▶ **Task statement**: Repeat the material verbatim and drop the pictures.

▶ **Records**:
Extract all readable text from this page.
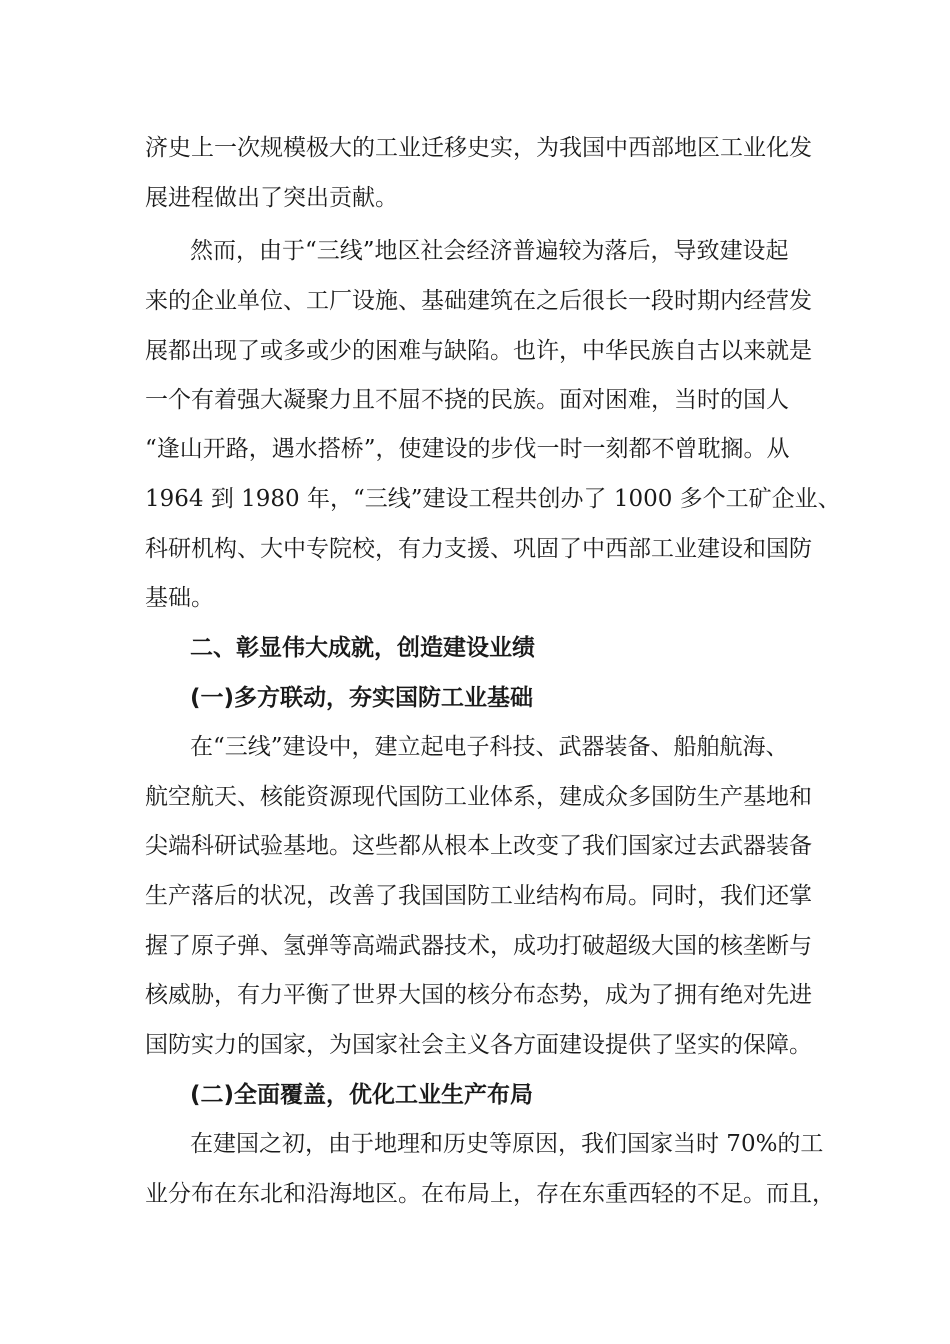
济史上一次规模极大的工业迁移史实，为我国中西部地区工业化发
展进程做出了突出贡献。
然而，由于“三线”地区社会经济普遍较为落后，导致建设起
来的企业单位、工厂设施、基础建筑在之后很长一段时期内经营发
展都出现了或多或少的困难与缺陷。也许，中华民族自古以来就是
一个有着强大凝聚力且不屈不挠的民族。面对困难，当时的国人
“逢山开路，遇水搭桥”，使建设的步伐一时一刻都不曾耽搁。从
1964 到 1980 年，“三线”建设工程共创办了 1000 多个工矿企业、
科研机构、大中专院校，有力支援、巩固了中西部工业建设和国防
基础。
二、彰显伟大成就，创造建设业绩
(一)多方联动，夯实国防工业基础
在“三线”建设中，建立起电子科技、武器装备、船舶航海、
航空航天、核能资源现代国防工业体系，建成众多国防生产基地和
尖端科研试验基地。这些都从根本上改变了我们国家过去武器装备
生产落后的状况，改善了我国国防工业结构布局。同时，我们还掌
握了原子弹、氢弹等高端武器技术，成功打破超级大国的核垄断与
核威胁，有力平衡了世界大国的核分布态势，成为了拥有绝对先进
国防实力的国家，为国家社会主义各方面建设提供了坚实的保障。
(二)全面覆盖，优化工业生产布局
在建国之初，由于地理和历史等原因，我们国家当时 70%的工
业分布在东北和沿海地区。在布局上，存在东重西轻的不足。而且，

▶ **Result for this task**:
Extract all readable text from this page.
济史上一次规模极大的工业迁移史实，为我国中西部地区工业化发
展进程做出了突出贡献。
然而，由于“三线”地区社会经济普遍较为落后，导致建设起
来的企业单位、工厂设施、基础建筑在之后很长一段时期内经营发
展都出现了或多或少的困难与缺陷。也许，中华民族自古以来就是
一个有着强大凝聚力且不屈不挠的民族。面对困难，当时的国人
“逢山开路，遇水搭桥”，使建设的步伐一时一刻都不曾耽搁。从
1964 到 1980 年，“三线”建设工程共创办了 1000 多个工矿企业、
科研机构、大中专院校，有力支援、巩固了中西部工业建设和国防
基础。
二、彰显伟大成就，创造建设业绩
(一)多方联动，夯实国防工业基础
在“三线”建设中，建立起电子科技、武器装备、船舶航海、
航空航天、核能资源现代国防工业体系，建成众多国防生产基地和
尖端科研试验基地。这些都从根本上改变了我们国家过去武器装备
生产落后的状况，改善了我国国防工业结构布局。同时，我们还掌
握了原子弹、氢弹等高端武器技术，成功打破超级大国的核垄断与
核威胁，有力平衡了世界大国的核分布态势，成为了拥有绝对先进
国防实力的国家，为国家社会主义各方面建设提供了坚实的保障。
(二)全面覆盖，优化工业生产布局
在建国之初，由于地理和历史等原因，我们国家当时 70%的工
业分布在东北和沿海地区。在布局上，存在东重西轻的不足。而且，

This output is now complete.